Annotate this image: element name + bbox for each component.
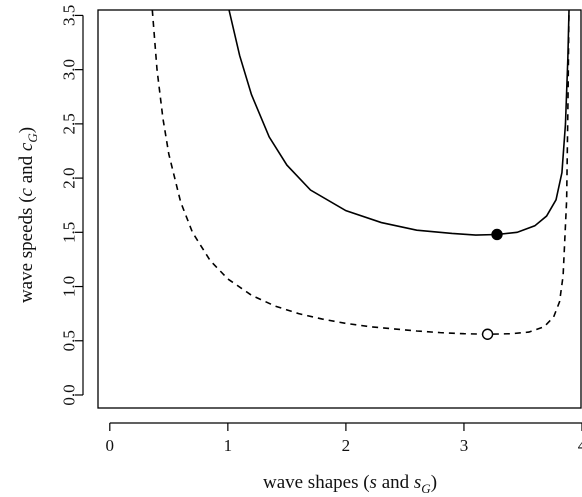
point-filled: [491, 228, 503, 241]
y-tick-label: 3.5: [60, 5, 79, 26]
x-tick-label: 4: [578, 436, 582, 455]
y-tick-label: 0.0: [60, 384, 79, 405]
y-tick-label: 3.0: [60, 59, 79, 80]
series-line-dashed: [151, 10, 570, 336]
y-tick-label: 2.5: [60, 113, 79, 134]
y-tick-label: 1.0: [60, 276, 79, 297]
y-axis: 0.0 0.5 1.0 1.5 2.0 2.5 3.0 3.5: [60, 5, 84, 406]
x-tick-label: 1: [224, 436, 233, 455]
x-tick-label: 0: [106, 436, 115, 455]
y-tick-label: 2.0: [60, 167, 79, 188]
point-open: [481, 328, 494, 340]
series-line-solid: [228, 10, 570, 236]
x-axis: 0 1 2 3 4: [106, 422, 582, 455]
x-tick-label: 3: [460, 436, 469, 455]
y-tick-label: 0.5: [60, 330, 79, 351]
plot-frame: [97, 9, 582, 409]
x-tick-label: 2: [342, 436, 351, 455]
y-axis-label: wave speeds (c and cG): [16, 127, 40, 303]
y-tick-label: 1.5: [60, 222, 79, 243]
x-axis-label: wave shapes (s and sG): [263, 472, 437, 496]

= = = = = = =

What you will do: Revise the items above so that every occurrence of "y-tick-label" becomes "y-axis-tick", with all other text unchanged. Omit the pictures from your answer.

The completed task:
Annotate this image: element name + bbox for each component.
point-filled: [491, 228, 503, 241]
y-axis-tick: 3.5: [60, 5, 79, 26]
x-tick-label: 4: [578, 436, 582, 455]
y-axis-tick: 0.0: [60, 384, 79, 405]
y-axis-tick: 3.0: [60, 59, 79, 80]
series-line-dashed: [151, 10, 570, 336]
y-axis-tick: 2.5: [60, 113, 79, 134]
y-axis-tick: 1.0: [60, 276, 79, 297]
y-axis: 0.0 0.5 1.0 1.5 2.0 2.5 3.0 3.5: [60, 5, 84, 406]
x-tick-label: 1: [224, 436, 233, 455]
x-tick-label: 0: [106, 436, 115, 455]
y-axis-tick: 2.0: [60, 167, 79, 188]
point-open: [481, 328, 494, 340]
series-line-solid: [228, 10, 570, 236]
x-axis: 0 1 2 3 4: [106, 422, 582, 455]
x-tick-label: 3: [460, 436, 469, 455]
y-axis-tick: 0.5: [60, 330, 79, 351]
plot-frame: [97, 9, 582, 409]
x-tick-label: 2: [342, 436, 351, 455]
y-axis-label: wave speeds (c and cG): [16, 127, 40, 303]
y-axis-tick: 1.5: [60, 222, 79, 243]
x-axis-label: wave shapes (s and sG): [263, 472, 437, 496]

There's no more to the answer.